→ THE TASK:
Below are some entries. Copy each line that holds the string "structure".

====================

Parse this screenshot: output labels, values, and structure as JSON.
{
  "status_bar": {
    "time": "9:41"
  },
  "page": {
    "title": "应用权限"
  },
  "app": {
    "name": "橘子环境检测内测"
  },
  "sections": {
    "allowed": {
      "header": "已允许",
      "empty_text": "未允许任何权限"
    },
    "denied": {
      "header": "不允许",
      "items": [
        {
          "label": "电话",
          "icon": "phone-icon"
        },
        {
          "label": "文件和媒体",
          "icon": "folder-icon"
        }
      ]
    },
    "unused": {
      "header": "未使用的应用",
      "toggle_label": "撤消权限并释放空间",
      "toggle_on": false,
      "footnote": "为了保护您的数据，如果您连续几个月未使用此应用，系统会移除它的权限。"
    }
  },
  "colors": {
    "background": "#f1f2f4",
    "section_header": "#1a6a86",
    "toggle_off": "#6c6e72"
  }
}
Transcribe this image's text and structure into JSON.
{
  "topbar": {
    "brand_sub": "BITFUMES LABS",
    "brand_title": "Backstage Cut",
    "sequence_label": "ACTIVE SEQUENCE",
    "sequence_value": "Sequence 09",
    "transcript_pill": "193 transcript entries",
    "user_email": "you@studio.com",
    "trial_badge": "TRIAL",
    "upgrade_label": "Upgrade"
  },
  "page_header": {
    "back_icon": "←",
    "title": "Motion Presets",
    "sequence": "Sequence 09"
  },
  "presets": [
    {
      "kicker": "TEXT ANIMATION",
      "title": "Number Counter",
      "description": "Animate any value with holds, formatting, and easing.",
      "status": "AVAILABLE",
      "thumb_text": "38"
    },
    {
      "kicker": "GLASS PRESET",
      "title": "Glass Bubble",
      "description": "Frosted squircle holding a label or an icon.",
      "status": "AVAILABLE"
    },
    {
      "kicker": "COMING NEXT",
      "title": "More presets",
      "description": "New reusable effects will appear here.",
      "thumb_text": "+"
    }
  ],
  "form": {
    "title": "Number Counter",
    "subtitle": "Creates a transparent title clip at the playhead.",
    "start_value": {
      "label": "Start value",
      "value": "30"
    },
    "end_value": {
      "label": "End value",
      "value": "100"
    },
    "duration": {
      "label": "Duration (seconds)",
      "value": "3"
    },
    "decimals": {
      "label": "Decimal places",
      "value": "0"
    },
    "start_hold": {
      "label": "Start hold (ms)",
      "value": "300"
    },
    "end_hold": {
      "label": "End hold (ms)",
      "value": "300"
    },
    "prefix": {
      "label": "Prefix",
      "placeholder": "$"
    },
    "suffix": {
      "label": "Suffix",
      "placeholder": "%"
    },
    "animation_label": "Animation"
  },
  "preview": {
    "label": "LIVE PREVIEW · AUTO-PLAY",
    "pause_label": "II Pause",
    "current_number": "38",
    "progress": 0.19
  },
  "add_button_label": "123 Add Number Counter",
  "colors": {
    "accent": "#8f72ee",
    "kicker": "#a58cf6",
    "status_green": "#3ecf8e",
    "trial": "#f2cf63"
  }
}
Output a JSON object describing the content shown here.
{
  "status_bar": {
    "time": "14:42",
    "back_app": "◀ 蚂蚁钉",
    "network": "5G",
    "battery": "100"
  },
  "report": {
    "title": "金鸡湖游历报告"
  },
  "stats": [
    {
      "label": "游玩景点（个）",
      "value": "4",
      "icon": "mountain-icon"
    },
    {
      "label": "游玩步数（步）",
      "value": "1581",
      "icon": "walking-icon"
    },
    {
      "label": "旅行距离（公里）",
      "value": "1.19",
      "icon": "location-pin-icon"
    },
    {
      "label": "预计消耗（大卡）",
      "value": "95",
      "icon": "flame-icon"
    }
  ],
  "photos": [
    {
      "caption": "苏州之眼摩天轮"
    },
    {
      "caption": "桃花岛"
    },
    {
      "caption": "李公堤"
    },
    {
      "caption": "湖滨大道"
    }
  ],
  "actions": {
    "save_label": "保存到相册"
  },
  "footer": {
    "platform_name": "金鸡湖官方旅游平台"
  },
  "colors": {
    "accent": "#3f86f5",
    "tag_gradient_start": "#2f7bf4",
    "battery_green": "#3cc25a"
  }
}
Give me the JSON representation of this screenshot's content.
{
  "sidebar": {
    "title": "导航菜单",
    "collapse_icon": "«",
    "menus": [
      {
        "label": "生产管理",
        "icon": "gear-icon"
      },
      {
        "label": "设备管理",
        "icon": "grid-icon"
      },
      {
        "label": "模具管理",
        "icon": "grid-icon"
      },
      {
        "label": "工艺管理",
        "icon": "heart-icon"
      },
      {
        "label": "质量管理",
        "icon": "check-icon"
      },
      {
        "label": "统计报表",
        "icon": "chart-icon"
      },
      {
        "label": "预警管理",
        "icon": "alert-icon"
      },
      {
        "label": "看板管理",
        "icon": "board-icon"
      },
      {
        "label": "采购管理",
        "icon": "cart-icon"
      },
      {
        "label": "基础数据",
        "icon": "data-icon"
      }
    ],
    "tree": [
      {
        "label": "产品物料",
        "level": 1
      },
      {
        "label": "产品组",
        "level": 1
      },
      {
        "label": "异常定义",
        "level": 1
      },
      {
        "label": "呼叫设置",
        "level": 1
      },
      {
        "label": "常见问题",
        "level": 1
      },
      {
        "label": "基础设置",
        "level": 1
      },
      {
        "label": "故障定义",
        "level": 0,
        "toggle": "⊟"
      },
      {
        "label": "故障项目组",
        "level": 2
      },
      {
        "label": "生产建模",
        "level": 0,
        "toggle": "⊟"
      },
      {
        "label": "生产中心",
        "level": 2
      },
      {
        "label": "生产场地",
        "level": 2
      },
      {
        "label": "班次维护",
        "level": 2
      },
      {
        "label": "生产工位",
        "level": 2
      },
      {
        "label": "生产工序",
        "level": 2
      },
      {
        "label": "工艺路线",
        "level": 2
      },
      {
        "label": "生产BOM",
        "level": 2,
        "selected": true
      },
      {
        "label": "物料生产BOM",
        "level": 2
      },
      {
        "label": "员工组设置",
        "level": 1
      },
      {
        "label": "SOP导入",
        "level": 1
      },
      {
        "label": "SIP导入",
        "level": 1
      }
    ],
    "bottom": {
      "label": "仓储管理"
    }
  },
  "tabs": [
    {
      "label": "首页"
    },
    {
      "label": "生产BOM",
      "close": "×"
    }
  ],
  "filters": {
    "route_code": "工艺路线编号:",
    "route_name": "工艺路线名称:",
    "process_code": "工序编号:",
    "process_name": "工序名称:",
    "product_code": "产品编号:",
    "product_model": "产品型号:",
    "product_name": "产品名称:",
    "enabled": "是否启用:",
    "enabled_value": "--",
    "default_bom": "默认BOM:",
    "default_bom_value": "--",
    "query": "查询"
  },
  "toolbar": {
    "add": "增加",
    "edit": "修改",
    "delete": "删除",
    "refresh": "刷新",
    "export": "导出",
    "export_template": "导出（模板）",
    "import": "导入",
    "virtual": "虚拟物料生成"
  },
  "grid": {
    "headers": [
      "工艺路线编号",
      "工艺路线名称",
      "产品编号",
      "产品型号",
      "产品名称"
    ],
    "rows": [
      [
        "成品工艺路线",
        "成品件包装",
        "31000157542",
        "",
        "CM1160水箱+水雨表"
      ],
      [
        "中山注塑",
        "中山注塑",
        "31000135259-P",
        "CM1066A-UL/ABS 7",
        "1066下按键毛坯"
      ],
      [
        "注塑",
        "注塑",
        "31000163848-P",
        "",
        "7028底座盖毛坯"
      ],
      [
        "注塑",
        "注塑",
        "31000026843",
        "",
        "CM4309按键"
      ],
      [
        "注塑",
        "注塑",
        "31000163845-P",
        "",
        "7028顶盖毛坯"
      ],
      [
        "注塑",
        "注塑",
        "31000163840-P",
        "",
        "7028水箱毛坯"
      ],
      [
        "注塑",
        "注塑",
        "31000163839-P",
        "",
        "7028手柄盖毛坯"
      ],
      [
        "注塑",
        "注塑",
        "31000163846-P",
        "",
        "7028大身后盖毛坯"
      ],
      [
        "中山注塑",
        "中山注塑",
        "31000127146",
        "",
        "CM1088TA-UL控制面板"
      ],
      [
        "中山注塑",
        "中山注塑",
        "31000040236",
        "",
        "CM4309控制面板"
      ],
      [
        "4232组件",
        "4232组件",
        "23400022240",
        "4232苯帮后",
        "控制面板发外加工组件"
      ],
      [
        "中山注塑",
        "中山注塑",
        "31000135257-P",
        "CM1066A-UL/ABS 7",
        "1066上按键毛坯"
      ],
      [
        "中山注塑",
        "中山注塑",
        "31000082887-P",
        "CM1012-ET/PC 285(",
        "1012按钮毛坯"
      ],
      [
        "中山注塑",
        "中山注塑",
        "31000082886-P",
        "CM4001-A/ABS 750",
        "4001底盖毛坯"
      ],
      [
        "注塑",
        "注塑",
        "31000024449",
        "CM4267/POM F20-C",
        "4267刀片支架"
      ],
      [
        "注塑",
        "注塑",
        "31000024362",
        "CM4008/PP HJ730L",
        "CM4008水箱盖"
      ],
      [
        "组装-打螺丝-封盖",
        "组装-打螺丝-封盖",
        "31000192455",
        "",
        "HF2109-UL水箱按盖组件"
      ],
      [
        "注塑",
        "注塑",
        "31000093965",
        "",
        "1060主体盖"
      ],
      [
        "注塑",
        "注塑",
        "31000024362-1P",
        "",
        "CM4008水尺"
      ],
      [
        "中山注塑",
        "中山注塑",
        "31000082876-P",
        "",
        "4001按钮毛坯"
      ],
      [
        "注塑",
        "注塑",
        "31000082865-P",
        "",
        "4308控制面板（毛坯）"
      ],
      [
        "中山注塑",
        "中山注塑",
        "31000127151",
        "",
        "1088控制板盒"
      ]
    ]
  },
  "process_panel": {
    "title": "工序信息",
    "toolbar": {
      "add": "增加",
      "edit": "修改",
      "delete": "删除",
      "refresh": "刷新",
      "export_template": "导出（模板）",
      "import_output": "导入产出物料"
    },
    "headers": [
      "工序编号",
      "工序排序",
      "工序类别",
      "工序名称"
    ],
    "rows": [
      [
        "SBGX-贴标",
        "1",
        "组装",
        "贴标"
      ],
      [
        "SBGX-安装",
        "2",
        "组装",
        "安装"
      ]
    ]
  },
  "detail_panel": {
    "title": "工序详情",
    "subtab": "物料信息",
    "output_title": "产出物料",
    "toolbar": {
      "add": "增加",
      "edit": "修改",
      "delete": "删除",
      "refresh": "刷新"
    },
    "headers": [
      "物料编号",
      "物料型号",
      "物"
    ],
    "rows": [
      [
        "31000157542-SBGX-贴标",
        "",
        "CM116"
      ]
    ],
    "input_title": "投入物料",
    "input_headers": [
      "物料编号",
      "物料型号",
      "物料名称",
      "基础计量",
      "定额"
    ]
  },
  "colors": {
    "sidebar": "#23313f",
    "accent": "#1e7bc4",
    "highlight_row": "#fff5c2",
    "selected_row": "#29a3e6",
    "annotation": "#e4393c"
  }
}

====================

→ TASK ANSWER:
Parse this screenshot: output labels, values, and structure as JSON.
Transcribe this image's text and structure into JSON.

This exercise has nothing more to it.